● **WORK REQUEST**
Will you copy, word for word, everything in the water-birth post from "Yes, the baby" down to "experience that either..."?

● **EXERCISE TEXT**
Just one more lesson for me in trusting the Travel Agent.
I cannot wait to smell that newborn smell. Favorite.smell.ever. So much of it comes from that creamy white vernix babies arrive covered in, which is why I'm always telling the nurses ahead of time- don't rub it off ! And that's also probably why I am so excited about a water birth this time around... I get to deliver my own baby, pull him or her up onto my chest, and nobody gets to clean them up right away. They're mine ... hands off !
Which brings me to my next source of excitement- a water birth. I love love LOVE to labor in the tub, and with some of my babies I had to be physically pried out of the tub before pushing. Okay, not really. But I did not want to get out of the water. It is so relaxing to me, and I am so looking forward to labor because of the thought of a water birth. I've watched a kajillion videos of water births over the years, and have always wanted to have one.
I'm sure there will be questions after posting this. Here are some answers ahead of time:
No, Sam will not be in the tub with me. He doesn't even want me to touch his toothbrush, so you can be guaranteed he won't even put his toe in the water of a birthing tub. Which is fine with me anyway- I prefer to be alone in my pond :)
I will be fully clothed in a flowing bathing suit top and bottoms, so even though I will have some family members in the room, including my older kids, it will be for the most part private. If you deliver in the buff and that's your thing, great. After ten kids, I am still quite modest... so if you're doing a visual of me when I go into labor, make sure not to forget a long flowy black tankini . Just like I'm going for a swim, very discreet.
Yes, the baby can breathe when he/she comes out under water. Just like they can breathe in amniotic fluid. They breathe in through their mouth when they hit air.
Yes, it is extremely safe. It took many years, and mountains of data for our hospital to be convinced of this, and believe me they would not allow birthing tubs if there wasn't significant data to show how safe it is.
The water might be murky. But a hospital bed doesn't exactly stay clean either; you just clean it up. And I won't stay in the tub for very long after the baby arrives, I'll get into a nice clean warm bed and enjoy my baby there.
And I can't wait for that.
I mean I CANNOT WAIT to hold my little baby and watch my husband and kids do the same, and I cannot wait for the joy, the unspeakable joy that comes from meeting that new little person for the first time.
And I can't wait for her to experience that either...
So here I am at the end of my post...and while searching for a misspelled word or punctuation error I made some decisions. Which is why I love writing and blogging so much - it brings my brain into focus so often. And this month especially, I need some focus.

● **DATA SUPPLIED**
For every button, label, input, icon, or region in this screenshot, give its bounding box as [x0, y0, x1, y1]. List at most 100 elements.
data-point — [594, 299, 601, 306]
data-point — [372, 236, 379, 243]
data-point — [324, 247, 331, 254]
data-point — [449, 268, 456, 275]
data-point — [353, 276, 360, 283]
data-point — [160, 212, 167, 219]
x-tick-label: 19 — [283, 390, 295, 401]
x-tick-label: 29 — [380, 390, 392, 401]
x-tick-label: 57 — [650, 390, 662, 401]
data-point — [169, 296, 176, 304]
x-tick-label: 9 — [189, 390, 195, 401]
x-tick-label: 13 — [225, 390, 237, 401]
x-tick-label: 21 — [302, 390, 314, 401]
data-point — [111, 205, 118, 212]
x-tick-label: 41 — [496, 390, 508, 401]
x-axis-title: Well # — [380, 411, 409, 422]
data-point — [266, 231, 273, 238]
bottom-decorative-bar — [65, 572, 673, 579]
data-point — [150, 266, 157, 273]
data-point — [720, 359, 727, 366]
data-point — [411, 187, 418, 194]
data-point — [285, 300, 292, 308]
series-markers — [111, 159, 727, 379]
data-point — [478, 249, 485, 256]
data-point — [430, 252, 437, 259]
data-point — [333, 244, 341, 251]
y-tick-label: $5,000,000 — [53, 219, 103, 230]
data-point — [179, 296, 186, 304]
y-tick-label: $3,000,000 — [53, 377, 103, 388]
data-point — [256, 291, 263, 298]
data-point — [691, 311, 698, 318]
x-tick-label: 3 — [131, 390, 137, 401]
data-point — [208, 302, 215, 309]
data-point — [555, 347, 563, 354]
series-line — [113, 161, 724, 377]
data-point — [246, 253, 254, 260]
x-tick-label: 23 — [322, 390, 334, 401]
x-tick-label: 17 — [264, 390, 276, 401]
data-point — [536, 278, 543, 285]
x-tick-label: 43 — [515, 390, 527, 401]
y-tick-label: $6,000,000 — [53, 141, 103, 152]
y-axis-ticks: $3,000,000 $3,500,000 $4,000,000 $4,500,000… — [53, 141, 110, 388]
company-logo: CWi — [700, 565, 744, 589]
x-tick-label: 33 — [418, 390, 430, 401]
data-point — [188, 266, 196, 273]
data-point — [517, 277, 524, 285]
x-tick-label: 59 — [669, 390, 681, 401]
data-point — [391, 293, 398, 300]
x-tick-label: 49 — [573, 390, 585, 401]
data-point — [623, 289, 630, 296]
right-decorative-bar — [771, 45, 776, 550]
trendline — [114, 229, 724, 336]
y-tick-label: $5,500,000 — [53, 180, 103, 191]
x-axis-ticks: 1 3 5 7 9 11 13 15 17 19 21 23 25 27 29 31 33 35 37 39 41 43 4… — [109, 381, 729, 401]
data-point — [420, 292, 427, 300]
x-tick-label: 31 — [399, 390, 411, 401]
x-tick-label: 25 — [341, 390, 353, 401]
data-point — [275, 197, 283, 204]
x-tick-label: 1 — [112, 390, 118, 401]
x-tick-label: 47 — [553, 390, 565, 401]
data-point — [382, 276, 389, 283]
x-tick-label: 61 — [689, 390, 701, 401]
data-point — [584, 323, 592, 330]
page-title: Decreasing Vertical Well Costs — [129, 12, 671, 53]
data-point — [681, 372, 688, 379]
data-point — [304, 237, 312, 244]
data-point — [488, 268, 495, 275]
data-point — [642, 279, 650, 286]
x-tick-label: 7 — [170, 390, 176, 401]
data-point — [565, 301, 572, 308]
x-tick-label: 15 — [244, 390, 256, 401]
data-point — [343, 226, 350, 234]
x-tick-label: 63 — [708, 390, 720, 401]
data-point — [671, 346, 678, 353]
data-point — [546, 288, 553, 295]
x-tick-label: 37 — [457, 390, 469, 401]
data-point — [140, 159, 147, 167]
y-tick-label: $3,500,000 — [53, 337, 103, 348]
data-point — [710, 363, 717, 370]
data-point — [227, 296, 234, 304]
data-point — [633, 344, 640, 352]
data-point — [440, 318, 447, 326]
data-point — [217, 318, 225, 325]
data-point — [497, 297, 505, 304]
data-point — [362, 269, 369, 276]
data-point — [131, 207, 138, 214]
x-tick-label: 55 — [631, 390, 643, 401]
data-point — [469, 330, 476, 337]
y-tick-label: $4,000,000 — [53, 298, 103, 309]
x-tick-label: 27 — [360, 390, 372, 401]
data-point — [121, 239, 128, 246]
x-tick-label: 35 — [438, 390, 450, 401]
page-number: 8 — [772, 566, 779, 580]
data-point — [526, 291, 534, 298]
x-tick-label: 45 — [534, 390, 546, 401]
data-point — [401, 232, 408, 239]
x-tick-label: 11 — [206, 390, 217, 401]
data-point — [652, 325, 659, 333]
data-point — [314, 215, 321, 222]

● **SOLUTION TO THE EXERCISE**
Yes, the baby can breathe when he/she comes out under water. Just like they can breathe in amniotic fluid. They breathe in through their mouth when they hit air.
Yes, it is extremely safe. It took many years, and mountains of data for our hospital to be convinced of this, and believe me they would not allow birthing tubs if there wasn't significant data to show how safe it is.
The water might be murky. But a hospital bed doesn't exactly stay clean either; you just clean it up. And I won't stay in the tub for very long after the baby arrives, I'll get into a nice clean warm bed and enjoy my baby there.
And I can't wait for that.
I mean I CANNOT WAIT to hold my little baby and watch my husband and kids do the same, and I cannot wait for the joy, the unspeakable joy that comes from meeting that new little person for the first time.
And I can't wait for her to experience that either...